Stored records:
★ ★ ★
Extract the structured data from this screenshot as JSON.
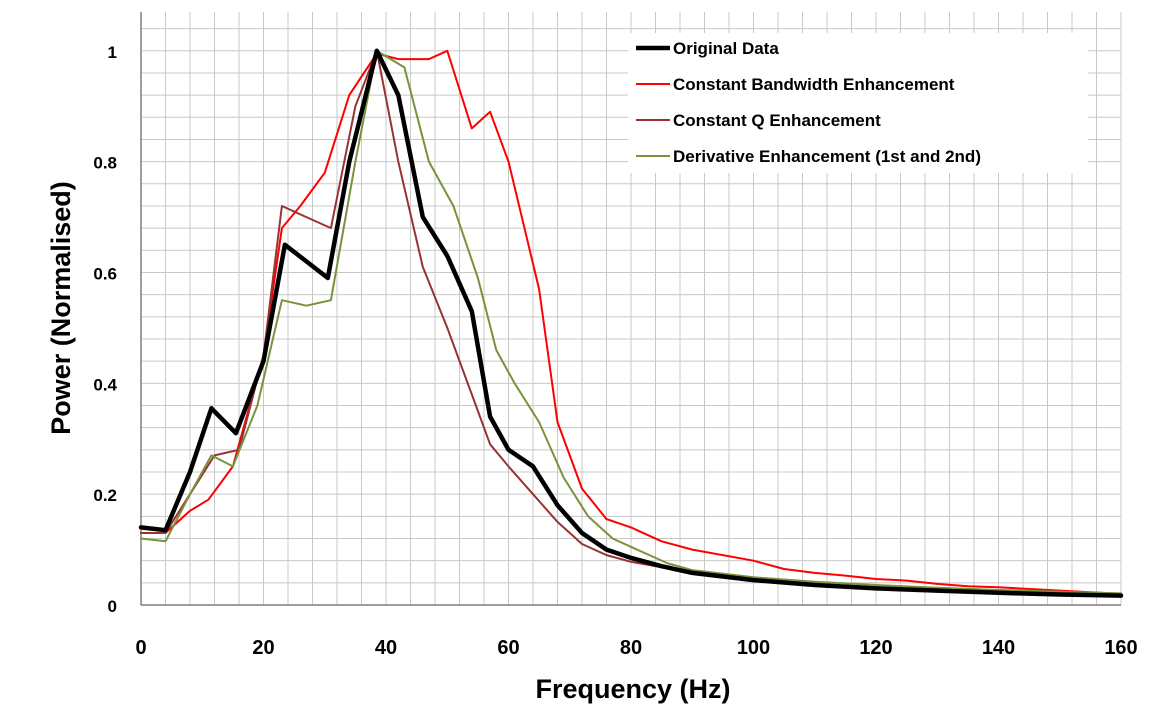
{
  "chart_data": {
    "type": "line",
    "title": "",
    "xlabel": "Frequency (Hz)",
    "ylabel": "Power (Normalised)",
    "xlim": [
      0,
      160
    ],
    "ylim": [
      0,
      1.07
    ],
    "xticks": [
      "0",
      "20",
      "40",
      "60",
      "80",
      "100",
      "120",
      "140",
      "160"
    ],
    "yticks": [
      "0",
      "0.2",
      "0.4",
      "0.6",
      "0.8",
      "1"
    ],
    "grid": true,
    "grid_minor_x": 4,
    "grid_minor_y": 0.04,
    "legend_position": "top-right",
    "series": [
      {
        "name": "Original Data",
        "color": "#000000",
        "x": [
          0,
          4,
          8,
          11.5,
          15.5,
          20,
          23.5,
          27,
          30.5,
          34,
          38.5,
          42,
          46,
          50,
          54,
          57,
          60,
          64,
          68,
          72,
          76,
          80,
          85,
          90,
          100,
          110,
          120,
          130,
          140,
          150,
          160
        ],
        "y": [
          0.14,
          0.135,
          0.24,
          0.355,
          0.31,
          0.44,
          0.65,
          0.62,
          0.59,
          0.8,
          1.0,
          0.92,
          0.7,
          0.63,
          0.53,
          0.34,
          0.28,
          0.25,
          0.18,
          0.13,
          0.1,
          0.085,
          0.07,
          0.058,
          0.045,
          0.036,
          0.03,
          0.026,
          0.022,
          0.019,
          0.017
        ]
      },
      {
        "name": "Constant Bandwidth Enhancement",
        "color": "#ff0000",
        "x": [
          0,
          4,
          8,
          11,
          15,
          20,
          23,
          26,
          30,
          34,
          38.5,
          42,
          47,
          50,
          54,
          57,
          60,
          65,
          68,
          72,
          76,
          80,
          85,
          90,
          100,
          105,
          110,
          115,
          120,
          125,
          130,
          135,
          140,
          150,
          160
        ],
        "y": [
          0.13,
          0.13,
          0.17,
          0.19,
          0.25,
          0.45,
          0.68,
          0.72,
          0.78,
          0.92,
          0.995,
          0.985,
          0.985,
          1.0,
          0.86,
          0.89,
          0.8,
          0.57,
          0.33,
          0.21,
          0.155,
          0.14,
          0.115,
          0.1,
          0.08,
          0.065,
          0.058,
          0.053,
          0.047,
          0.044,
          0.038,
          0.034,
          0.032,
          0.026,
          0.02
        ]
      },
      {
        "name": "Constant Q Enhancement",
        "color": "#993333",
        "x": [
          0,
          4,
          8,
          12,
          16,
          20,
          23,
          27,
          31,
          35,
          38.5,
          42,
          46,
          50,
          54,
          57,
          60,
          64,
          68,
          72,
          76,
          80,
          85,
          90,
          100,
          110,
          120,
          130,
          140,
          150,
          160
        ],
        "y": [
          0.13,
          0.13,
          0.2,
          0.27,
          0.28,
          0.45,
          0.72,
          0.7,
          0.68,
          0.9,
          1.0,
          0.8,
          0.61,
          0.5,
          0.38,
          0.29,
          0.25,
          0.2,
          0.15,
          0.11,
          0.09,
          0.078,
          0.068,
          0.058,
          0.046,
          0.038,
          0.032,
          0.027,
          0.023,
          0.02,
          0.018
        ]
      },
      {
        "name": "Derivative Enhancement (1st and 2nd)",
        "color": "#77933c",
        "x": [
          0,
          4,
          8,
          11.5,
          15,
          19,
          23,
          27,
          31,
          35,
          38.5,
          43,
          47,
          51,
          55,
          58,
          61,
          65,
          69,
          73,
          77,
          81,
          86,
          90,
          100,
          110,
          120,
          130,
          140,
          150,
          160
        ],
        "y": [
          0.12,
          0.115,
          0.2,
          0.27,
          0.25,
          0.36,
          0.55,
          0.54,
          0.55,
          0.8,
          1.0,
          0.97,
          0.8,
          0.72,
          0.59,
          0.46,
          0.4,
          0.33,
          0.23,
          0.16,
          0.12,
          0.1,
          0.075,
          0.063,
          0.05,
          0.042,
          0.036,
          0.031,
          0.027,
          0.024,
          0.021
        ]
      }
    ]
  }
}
★ ★ ★
Directive: Repeat all of the data above word for word, minus the pictures.

Written solution:
Extract the structured data from this screenshot as JSON.
{
  "chart_data": {
    "type": "line",
    "title": "",
    "xlabel": "Frequency (Hz)",
    "ylabel": "Power (Normalised)",
    "xlim": [
      0,
      160
    ],
    "ylim": [
      0,
      1.07
    ],
    "xticks": [
      "0",
      "20",
      "40",
      "60",
      "80",
      "100",
      "120",
      "140",
      "160"
    ],
    "yticks": [
      "0",
      "0.2",
      "0.4",
      "0.6",
      "0.8",
      "1"
    ],
    "grid": true,
    "grid_minor_x": 4,
    "grid_minor_y": 0.04,
    "legend_position": "top-right",
    "series": [
      {
        "name": "Original Data",
        "color": "#000000",
        "x": [
          0,
          4,
          8,
          11.5,
          15.5,
          20,
          23.5,
          27,
          30.5,
          34,
          38.5,
          42,
          46,
          50,
          54,
          57,
          60,
          64,
          68,
          72,
          76,
          80,
          85,
          90,
          100,
          110,
          120,
          130,
          140,
          150,
          160
        ],
        "y": [
          0.14,
          0.135,
          0.24,
          0.355,
          0.31,
          0.44,
          0.65,
          0.62,
          0.59,
          0.8,
          1.0,
          0.92,
          0.7,
          0.63,
          0.53,
          0.34,
          0.28,
          0.25,
          0.18,
          0.13,
          0.1,
          0.085,
          0.07,
          0.058,
          0.045,
          0.036,
          0.03,
          0.026,
          0.022,
          0.019,
          0.017
        ]
      },
      {
        "name": "Constant Bandwidth Enhancement",
        "color": "#ff0000",
        "x": [
          0,
          4,
          8,
          11,
          15,
          20,
          23,
          26,
          30,
          34,
          38.5,
          42,
          47,
          50,
          54,
          57,
          60,
          65,
          68,
          72,
          76,
          80,
          85,
          90,
          100,
          105,
          110,
          115,
          120,
          125,
          130,
          135,
          140,
          150,
          160
        ],
        "y": [
          0.13,
          0.13,
          0.17,
          0.19,
          0.25,
          0.45,
          0.68,
          0.72,
          0.78,
          0.92,
          0.995,
          0.985,
          0.985,
          1.0,
          0.86,
          0.89,
          0.8,
          0.57,
          0.33,
          0.21,
          0.155,
          0.14,
          0.115,
          0.1,
          0.08,
          0.065,
          0.058,
          0.053,
          0.047,
          0.044,
          0.038,
          0.034,
          0.032,
          0.026,
          0.02
        ]
      },
      {
        "name": "Constant Q Enhancement",
        "color": "#993333",
        "x": [
          0,
          4,
          8,
          12,
          16,
          20,
          23,
          27,
          31,
          35,
          38.5,
          42,
          46,
          50,
          54,
          57,
          60,
          64,
          68,
          72,
          76,
          80,
          85,
          90,
          100,
          110,
          120,
          130,
          140,
          150,
          160
        ],
        "y": [
          0.13,
          0.13,
          0.2,
          0.27,
          0.28,
          0.45,
          0.72,
          0.7,
          0.68,
          0.9,
          1.0,
          0.8,
          0.61,
          0.5,
          0.38,
          0.29,
          0.25,
          0.2,
          0.15,
          0.11,
          0.09,
          0.078,
          0.068,
          0.058,
          0.046,
          0.038,
          0.032,
          0.027,
          0.023,
          0.02,
          0.018
        ]
      },
      {
        "name": "Derivative Enhancement (1st and 2nd)",
        "color": "#77933c",
        "x": [
          0,
          4,
          8,
          11.5,
          15,
          19,
          23,
          27,
          31,
          35,
          38.5,
          43,
          47,
          51,
          55,
          58,
          61,
          65,
          69,
          73,
          77,
          81,
          86,
          90,
          100,
          110,
          120,
          130,
          140,
          150,
          160
        ],
        "y": [
          0.12,
          0.115,
          0.2,
          0.27,
          0.25,
          0.36,
          0.55,
          0.54,
          0.55,
          0.8,
          1.0,
          0.97,
          0.8,
          0.72,
          0.59,
          0.46,
          0.4,
          0.33,
          0.23,
          0.16,
          0.12,
          0.1,
          0.075,
          0.063,
          0.05,
          0.042,
          0.036,
          0.031,
          0.027,
          0.024,
          0.021
        ]
      }
    ]
  }
}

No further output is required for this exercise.